» Material provided:
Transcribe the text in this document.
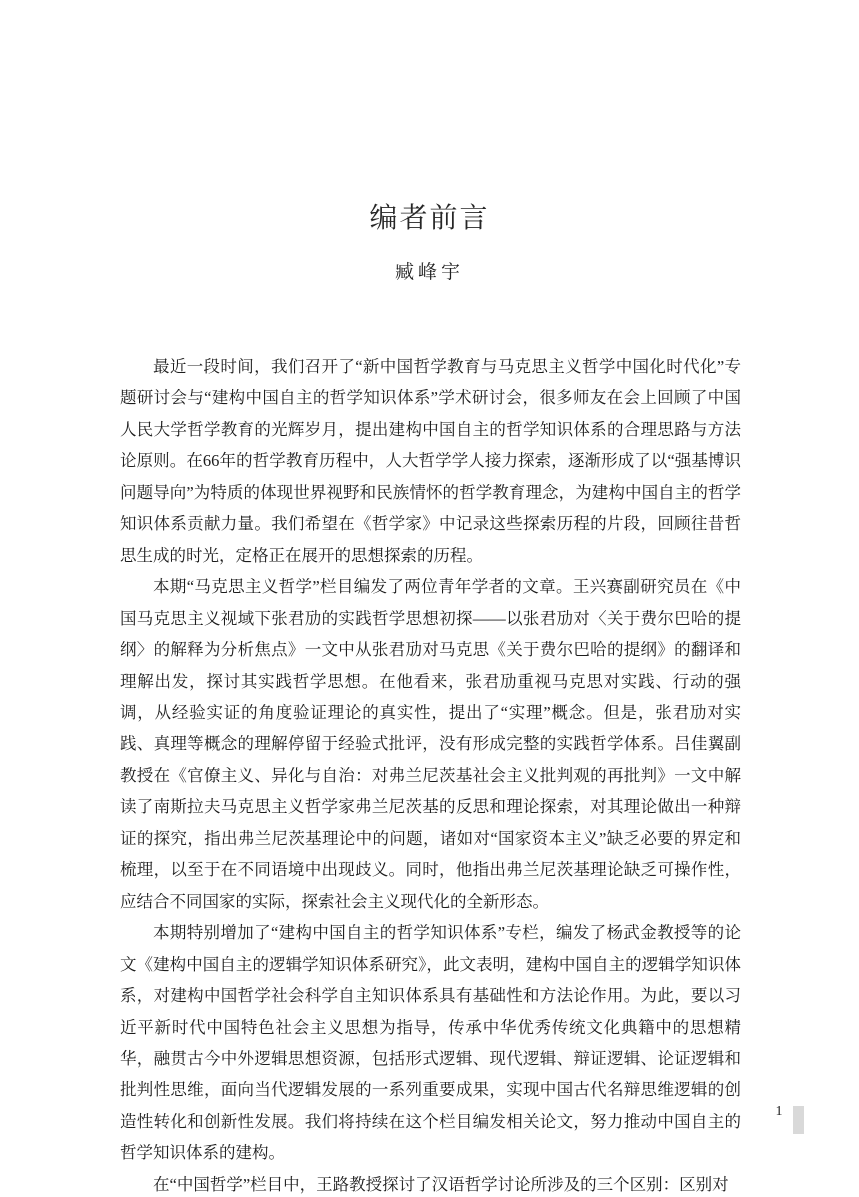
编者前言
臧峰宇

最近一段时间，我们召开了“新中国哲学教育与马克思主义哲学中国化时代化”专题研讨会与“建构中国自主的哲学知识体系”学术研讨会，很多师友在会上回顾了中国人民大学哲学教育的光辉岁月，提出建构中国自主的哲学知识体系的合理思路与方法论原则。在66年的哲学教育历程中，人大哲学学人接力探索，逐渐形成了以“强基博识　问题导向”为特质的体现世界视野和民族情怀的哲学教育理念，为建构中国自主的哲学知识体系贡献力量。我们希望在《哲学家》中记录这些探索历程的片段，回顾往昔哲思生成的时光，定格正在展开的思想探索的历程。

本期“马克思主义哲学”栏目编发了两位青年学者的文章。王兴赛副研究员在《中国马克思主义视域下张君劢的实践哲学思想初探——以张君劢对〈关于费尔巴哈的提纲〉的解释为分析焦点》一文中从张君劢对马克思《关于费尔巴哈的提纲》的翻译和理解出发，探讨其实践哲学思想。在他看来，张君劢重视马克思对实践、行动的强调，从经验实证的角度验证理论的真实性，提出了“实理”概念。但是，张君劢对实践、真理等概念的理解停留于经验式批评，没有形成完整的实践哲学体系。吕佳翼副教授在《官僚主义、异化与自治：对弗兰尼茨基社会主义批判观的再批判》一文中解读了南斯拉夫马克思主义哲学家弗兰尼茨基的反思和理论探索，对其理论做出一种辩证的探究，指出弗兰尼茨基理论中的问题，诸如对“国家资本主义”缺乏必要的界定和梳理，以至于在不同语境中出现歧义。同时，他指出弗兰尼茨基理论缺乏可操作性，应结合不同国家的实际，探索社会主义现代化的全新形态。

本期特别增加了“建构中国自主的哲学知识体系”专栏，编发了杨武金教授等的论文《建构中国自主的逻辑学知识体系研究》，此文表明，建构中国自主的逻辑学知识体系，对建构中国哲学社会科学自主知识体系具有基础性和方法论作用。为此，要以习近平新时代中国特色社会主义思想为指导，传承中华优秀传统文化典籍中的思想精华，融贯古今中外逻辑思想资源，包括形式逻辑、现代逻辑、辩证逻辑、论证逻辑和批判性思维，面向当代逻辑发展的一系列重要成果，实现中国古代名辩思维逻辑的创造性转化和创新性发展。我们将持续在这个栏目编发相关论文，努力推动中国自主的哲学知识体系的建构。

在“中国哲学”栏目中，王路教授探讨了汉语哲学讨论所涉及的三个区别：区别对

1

* * *

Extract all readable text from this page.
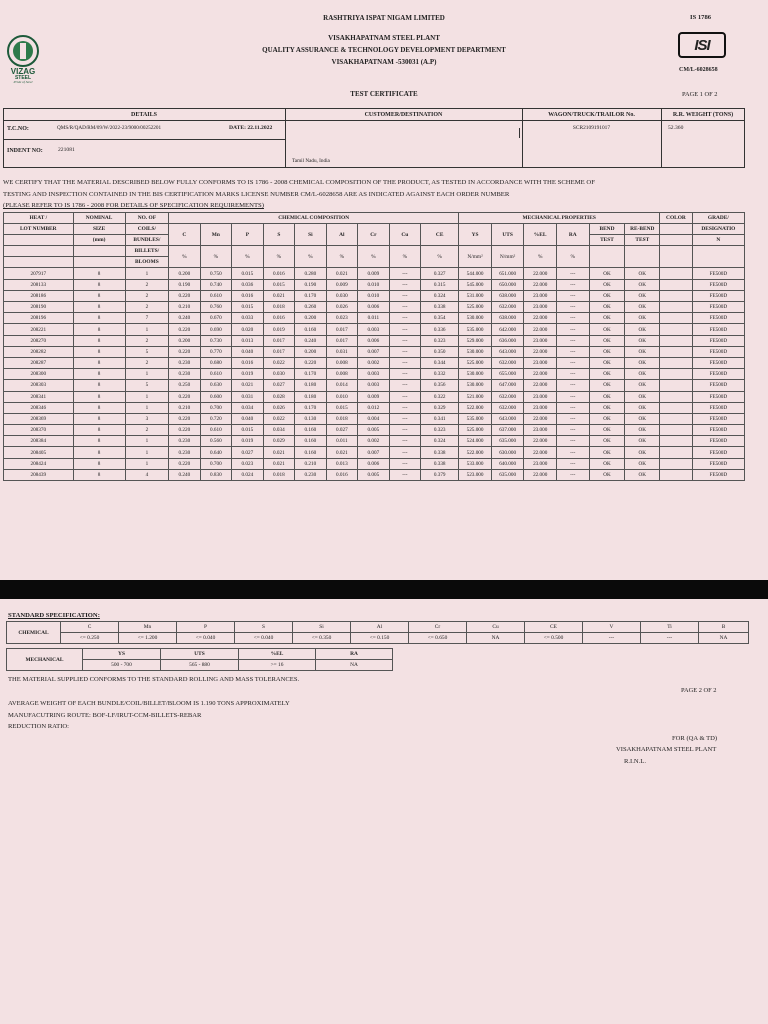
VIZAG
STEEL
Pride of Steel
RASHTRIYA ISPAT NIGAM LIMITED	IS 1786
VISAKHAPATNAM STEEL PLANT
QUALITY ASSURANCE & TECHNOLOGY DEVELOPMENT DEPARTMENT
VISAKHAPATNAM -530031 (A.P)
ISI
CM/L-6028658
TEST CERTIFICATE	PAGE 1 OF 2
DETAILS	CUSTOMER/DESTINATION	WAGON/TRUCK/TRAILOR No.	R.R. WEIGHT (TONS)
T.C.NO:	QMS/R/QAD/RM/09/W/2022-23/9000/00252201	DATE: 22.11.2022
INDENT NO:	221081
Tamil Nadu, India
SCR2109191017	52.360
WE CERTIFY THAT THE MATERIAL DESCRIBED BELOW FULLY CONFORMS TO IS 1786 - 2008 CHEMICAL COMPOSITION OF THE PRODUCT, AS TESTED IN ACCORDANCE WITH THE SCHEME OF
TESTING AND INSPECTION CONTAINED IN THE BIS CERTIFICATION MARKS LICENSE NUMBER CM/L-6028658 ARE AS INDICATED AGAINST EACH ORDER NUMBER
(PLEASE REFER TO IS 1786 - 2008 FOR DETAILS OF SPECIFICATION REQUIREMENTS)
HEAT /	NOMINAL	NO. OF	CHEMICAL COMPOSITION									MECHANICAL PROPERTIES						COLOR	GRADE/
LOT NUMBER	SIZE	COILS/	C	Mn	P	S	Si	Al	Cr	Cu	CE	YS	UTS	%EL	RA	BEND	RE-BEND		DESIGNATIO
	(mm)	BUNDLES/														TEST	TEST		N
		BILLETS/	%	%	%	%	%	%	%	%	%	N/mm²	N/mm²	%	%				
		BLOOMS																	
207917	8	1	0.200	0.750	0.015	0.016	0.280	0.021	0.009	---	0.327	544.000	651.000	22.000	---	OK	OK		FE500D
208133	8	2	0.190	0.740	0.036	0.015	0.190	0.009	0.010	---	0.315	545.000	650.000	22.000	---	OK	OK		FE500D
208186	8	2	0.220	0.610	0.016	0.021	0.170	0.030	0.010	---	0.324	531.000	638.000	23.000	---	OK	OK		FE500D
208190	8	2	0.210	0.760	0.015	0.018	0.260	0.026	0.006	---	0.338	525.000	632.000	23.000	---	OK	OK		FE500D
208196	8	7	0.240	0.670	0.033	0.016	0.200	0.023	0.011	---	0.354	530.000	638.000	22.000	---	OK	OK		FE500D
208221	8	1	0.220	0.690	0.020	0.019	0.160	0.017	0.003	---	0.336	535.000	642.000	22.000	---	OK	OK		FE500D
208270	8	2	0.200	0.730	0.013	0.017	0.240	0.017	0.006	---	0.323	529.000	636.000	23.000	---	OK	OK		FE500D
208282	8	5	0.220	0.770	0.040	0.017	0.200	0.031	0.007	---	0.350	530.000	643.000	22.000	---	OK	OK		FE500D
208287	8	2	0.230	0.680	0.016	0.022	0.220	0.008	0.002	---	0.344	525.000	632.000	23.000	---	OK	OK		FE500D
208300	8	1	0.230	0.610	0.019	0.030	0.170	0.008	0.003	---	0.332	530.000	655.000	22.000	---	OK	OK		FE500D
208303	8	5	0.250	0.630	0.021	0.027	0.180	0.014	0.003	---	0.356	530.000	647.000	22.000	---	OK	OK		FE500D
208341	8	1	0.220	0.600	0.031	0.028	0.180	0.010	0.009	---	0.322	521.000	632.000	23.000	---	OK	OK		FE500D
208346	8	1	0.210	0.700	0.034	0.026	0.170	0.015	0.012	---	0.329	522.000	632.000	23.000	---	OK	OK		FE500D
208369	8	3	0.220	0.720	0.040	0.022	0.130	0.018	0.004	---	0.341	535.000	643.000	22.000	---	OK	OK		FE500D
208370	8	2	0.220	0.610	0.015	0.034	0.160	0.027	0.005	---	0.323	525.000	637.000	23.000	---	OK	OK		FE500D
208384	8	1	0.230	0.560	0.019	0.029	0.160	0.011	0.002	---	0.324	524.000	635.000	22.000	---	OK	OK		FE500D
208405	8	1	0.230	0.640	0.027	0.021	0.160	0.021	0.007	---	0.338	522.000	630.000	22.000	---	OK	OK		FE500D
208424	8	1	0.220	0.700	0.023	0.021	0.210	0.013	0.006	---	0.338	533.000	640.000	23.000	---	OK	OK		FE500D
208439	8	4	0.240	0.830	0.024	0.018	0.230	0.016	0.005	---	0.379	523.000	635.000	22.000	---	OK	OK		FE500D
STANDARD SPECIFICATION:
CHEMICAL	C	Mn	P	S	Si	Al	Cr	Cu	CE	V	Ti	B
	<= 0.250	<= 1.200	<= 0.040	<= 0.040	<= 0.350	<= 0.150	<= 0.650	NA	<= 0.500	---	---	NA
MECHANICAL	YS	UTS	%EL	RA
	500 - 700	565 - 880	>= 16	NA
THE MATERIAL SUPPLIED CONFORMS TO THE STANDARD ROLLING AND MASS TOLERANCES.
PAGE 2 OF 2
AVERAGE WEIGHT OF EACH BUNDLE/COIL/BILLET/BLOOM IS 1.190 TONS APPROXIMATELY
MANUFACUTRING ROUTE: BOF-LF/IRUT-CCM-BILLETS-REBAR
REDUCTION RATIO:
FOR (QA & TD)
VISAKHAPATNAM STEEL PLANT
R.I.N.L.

» Prompt: Copy out each line of the data containing the string "DETAILS".

» Exercise result:
DETAILS	CUSTOMER/DESTINATION	WAGON/TRUCK/TRAILOR No.	R.R. WEIGHT (TONS)
(PLEASE REFER TO IS 1786 - 2008 FOR DETAILS OF SPECIFICATION REQUIREMENTS)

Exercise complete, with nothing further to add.